> [Figure collection entries]
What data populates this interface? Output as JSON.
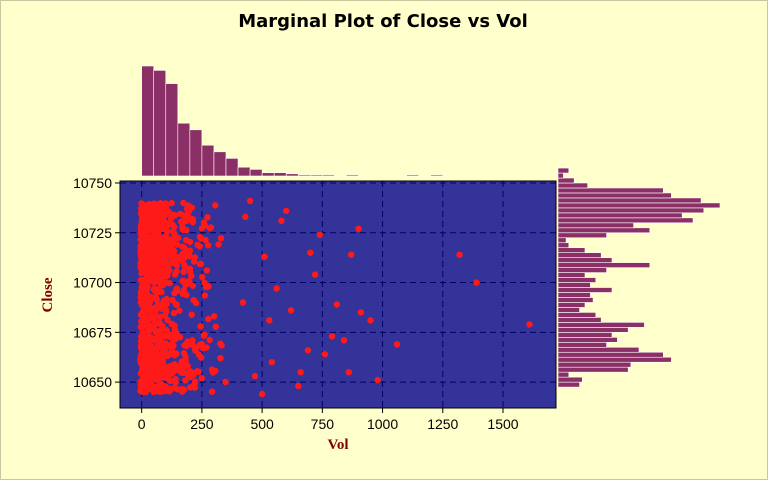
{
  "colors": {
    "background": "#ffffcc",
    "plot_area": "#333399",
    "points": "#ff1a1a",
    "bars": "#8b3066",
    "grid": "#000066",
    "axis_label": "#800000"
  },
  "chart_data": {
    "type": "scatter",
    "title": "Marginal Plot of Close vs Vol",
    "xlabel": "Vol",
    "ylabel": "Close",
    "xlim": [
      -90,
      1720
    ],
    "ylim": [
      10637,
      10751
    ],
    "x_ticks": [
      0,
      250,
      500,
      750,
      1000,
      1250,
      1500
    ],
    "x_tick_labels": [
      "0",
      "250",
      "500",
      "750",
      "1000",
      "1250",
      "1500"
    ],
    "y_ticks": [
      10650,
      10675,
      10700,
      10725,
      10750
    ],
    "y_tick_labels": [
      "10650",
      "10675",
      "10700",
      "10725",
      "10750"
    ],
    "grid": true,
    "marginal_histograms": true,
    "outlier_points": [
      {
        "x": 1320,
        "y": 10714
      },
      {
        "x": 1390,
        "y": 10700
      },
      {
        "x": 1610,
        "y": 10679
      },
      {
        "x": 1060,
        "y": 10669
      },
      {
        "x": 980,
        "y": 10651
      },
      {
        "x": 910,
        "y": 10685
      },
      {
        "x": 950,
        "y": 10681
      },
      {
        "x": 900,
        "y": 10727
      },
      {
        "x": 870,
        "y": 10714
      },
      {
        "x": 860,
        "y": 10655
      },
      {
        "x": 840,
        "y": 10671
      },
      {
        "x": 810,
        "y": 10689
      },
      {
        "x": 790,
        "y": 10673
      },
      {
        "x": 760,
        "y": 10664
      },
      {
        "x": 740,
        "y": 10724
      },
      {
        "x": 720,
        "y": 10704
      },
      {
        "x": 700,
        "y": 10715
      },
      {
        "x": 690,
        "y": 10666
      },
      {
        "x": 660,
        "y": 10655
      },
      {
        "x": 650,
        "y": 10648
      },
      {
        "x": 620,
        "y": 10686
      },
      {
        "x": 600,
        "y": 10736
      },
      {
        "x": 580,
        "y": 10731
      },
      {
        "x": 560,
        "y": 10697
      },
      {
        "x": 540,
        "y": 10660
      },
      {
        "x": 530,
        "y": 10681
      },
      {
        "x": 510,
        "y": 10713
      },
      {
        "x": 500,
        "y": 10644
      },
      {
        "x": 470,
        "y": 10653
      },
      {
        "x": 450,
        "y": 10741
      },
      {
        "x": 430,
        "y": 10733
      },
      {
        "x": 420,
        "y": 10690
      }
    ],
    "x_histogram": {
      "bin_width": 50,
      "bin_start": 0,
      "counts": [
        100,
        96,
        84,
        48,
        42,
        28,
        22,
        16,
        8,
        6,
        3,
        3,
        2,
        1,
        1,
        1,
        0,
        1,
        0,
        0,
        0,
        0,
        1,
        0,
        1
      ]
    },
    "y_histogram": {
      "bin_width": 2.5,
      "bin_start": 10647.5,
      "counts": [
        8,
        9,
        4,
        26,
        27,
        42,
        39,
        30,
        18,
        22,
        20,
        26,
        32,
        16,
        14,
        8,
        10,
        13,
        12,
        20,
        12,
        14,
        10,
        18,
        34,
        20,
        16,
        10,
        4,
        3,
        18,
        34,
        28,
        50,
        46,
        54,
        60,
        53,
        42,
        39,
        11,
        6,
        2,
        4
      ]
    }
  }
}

...

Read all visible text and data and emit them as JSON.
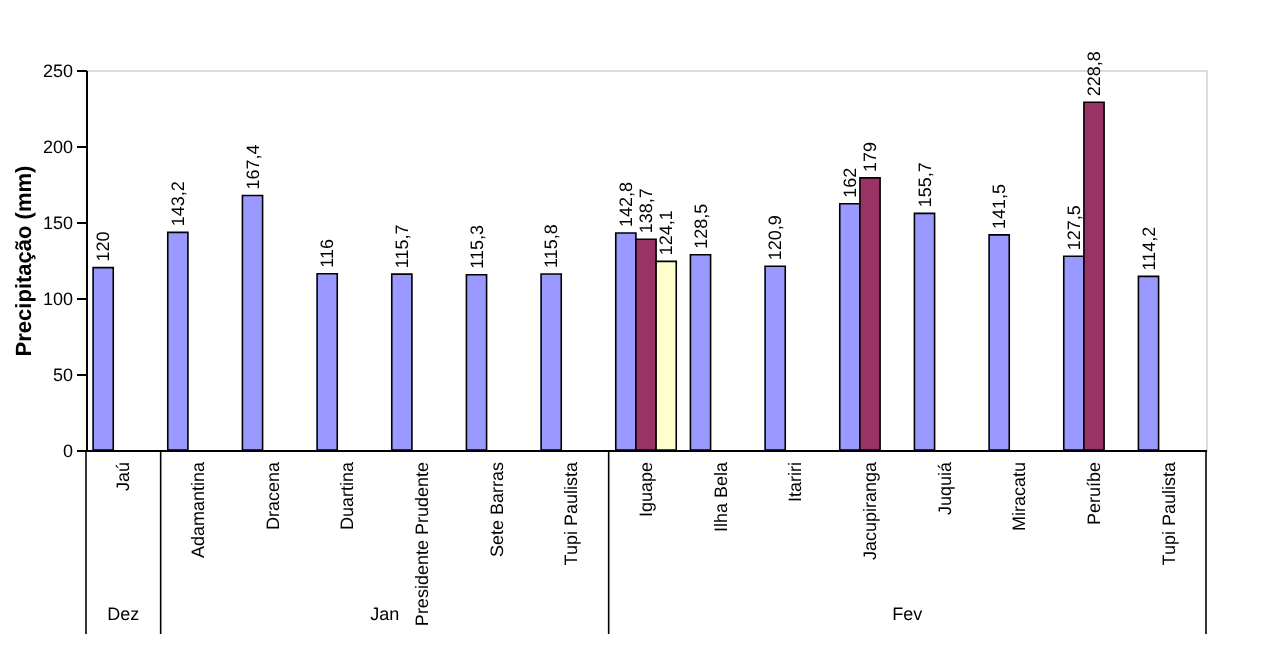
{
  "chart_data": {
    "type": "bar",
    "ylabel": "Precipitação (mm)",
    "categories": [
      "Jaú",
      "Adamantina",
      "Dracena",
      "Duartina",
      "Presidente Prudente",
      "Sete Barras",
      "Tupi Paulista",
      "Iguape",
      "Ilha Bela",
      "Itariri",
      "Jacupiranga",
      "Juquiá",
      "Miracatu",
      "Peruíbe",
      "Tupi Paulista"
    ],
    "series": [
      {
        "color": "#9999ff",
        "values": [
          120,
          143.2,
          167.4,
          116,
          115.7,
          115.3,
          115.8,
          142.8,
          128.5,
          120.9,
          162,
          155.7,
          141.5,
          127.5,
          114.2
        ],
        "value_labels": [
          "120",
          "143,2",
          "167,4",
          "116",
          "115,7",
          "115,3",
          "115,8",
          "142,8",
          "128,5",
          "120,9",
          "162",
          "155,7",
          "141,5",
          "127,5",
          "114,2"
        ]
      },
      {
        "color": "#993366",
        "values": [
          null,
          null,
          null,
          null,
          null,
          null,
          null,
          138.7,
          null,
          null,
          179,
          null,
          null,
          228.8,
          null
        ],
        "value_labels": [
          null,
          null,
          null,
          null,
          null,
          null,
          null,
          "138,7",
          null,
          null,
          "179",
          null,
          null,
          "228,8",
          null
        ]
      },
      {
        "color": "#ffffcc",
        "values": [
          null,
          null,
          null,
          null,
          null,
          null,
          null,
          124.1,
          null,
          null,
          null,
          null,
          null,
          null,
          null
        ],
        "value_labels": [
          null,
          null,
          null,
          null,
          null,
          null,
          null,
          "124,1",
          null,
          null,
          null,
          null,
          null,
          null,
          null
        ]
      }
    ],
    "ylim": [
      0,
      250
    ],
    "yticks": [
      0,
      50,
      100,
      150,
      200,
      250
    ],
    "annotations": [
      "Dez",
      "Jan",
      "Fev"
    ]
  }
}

---

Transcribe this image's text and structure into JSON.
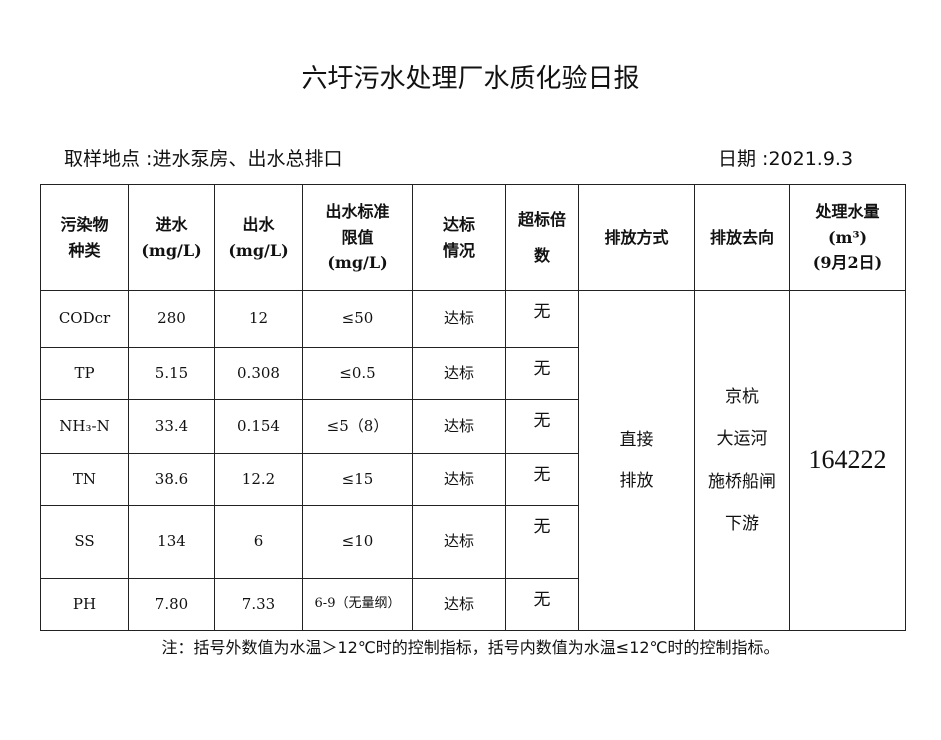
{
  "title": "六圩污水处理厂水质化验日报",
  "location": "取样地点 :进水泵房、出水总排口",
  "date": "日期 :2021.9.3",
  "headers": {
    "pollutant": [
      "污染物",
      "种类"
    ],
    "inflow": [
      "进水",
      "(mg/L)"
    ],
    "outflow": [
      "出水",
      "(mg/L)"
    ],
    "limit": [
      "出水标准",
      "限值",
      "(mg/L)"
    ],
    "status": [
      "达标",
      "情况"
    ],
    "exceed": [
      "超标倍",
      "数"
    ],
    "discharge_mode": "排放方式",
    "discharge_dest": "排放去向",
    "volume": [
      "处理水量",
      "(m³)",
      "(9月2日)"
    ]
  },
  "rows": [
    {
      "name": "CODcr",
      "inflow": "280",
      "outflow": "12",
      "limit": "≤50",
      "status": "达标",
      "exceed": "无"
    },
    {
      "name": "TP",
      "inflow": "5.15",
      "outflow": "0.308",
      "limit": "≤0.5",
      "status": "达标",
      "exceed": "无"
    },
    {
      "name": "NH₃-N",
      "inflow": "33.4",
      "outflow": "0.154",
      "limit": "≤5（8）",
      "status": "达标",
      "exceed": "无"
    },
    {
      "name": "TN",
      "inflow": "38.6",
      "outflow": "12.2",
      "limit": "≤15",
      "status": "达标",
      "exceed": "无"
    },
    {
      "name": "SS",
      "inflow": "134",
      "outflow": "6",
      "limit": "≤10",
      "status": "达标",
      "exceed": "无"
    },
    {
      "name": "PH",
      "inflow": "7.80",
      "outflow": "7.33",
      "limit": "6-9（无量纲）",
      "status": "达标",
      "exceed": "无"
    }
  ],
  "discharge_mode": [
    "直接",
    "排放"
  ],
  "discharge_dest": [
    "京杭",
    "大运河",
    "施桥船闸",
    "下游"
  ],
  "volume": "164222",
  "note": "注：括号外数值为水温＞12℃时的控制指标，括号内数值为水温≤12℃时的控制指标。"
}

> [Your goal]
Pull out all lines from the entries above that include the word "text".

> [Answer to the problem]
Read all visible text and data and emit them as JSON.
Transcribe this image's text and structure into JSON.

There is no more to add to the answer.